(Figure content listings)
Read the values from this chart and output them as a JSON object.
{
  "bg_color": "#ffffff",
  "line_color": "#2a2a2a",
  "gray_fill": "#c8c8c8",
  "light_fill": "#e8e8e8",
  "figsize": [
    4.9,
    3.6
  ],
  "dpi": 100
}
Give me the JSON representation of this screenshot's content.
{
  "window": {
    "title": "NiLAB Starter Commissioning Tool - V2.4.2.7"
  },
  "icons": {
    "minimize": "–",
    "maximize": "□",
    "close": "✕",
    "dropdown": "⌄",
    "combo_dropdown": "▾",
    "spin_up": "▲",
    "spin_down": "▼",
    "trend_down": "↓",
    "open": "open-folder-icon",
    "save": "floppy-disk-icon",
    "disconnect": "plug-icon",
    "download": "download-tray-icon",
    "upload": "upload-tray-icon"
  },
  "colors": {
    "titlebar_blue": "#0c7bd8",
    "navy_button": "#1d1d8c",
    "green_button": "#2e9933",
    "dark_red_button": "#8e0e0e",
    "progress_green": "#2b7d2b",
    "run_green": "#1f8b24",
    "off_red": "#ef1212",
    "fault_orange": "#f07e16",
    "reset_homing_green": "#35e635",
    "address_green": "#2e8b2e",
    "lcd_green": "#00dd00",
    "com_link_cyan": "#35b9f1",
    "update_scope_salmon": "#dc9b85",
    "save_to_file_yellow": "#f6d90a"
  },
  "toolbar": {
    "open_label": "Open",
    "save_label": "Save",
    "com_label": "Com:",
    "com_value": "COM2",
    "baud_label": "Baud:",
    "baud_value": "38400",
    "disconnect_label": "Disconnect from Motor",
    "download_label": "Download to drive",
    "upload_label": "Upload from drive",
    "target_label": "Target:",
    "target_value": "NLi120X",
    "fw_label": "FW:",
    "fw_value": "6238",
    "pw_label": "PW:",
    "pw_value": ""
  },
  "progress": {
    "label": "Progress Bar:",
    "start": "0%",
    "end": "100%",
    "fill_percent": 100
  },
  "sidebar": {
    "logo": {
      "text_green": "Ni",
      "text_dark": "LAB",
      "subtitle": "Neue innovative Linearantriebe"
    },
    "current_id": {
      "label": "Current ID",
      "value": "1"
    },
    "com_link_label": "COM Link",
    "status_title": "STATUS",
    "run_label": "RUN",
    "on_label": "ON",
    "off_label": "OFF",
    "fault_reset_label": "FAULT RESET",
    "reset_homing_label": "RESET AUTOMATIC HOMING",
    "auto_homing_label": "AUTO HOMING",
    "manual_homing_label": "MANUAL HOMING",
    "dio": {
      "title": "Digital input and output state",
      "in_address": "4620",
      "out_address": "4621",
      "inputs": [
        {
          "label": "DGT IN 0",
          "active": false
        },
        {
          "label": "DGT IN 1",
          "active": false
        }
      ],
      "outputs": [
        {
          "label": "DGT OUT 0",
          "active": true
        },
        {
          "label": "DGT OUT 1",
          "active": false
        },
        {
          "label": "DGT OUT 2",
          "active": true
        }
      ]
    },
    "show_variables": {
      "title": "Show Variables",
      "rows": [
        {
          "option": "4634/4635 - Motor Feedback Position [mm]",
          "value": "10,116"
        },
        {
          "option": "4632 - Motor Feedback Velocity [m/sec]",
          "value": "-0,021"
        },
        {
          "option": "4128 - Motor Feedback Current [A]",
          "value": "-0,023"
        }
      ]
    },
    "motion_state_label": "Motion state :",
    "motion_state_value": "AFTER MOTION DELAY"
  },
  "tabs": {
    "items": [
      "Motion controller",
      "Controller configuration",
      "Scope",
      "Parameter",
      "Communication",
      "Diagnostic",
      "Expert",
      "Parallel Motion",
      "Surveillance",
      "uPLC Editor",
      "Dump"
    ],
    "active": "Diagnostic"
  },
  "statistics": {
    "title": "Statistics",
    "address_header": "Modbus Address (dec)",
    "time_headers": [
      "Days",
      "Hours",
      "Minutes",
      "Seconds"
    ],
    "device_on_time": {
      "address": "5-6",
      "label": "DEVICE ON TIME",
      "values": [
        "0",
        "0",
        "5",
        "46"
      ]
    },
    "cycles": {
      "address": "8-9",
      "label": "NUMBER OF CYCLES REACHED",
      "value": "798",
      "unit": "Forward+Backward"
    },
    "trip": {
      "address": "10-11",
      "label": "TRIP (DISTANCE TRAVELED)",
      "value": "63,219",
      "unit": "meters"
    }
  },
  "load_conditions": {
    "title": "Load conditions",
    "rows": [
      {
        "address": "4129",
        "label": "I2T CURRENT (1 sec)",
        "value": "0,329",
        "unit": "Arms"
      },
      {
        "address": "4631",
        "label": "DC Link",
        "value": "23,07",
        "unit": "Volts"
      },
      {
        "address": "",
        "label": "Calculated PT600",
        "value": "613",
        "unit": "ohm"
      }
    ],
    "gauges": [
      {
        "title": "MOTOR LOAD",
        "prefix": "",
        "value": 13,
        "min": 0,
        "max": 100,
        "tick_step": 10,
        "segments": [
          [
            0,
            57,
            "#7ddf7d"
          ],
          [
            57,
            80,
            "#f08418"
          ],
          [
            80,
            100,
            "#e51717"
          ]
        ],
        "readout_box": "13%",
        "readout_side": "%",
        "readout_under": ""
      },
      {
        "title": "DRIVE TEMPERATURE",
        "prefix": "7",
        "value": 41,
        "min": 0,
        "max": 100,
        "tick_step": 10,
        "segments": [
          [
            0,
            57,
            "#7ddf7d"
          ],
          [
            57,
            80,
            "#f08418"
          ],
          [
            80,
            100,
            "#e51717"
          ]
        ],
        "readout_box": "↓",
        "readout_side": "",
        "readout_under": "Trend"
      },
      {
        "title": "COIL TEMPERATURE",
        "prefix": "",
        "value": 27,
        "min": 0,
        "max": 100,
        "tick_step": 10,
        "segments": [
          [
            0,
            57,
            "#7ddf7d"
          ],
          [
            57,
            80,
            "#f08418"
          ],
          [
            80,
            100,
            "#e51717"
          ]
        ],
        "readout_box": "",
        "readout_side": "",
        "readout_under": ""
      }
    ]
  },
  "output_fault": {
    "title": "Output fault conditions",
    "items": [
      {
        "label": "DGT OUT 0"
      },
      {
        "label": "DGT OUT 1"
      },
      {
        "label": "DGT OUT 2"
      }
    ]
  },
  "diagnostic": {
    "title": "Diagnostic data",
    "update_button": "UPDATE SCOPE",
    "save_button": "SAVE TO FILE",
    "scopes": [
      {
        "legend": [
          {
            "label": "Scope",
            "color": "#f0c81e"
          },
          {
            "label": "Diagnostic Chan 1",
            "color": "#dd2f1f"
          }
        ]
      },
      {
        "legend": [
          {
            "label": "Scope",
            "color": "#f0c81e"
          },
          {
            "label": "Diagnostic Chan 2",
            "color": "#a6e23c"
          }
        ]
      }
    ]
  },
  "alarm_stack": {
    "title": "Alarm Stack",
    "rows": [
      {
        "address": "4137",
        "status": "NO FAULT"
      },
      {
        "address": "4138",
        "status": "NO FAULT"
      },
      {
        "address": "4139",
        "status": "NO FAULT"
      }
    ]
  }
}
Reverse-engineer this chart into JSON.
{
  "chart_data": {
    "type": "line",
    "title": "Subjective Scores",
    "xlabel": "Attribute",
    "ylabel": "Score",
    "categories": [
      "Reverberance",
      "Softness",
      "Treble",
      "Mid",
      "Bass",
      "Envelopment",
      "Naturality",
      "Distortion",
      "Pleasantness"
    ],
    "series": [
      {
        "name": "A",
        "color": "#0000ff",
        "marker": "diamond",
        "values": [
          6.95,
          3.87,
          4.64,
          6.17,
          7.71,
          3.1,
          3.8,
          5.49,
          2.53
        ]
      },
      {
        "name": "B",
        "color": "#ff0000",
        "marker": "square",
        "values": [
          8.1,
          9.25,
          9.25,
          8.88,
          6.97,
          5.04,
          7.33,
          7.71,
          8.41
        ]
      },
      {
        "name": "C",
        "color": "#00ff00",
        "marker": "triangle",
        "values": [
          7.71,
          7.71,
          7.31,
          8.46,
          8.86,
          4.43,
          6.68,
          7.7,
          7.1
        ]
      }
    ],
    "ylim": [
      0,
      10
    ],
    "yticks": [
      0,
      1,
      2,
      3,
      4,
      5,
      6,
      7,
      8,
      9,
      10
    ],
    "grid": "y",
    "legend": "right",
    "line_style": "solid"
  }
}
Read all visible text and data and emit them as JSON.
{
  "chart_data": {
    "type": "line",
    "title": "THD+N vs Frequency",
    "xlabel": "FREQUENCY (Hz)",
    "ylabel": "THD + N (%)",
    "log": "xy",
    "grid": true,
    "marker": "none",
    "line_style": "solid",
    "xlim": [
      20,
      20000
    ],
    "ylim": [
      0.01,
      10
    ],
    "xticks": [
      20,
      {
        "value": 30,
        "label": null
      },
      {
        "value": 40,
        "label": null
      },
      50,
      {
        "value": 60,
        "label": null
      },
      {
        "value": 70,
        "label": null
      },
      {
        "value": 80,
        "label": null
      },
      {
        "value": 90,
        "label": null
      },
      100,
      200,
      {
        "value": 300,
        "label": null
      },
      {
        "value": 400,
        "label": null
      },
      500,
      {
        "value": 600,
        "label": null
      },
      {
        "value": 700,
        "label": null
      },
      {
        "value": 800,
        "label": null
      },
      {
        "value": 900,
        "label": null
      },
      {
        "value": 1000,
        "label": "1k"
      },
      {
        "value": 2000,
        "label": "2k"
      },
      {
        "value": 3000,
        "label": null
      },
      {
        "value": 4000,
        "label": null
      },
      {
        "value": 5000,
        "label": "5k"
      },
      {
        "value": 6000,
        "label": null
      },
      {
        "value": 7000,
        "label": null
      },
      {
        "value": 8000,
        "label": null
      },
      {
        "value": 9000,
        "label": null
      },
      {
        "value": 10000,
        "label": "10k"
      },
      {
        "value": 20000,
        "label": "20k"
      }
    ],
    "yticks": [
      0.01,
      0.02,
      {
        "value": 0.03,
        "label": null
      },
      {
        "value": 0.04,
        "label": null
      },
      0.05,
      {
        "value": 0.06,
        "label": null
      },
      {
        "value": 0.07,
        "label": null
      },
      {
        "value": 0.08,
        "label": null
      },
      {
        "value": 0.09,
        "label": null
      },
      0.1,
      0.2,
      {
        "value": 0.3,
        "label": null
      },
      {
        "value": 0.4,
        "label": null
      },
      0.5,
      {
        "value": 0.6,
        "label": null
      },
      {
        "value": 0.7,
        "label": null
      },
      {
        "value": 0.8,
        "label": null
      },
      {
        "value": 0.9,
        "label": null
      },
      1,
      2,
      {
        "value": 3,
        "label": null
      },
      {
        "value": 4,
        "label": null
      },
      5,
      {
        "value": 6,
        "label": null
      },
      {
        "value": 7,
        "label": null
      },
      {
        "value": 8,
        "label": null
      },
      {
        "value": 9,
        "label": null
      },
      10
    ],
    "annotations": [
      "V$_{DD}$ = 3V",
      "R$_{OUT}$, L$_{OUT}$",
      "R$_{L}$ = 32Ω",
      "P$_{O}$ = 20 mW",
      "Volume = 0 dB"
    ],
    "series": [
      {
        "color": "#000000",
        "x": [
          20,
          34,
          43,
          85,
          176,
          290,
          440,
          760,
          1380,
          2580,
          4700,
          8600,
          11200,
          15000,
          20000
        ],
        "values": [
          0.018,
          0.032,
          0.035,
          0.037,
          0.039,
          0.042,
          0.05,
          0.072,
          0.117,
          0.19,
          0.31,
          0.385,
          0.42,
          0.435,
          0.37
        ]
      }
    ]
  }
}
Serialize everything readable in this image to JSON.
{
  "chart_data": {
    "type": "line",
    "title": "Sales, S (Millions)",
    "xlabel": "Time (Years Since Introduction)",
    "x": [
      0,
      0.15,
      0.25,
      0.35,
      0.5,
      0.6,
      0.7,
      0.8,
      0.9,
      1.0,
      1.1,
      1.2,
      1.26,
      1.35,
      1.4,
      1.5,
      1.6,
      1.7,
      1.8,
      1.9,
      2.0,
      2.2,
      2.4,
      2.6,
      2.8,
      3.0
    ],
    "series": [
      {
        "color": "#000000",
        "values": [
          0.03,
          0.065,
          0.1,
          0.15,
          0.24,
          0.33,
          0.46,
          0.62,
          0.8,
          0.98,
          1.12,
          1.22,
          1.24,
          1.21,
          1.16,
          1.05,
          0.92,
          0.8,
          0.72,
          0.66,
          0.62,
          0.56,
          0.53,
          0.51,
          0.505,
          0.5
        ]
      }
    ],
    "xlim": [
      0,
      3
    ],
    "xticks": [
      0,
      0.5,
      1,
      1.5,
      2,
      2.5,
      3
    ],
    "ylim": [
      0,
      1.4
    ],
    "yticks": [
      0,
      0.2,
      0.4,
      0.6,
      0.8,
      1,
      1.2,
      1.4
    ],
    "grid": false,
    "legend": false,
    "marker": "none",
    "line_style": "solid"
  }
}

§ AIM: Go through the preceding material and copy each line that has the word "xlabel".

§ FULL SOLUTION:
    "xlabel": "Attribute",
    "xlabel": "FREQUENCY (Hz)",
    "xlabel": "Time (Years Since Introduction)",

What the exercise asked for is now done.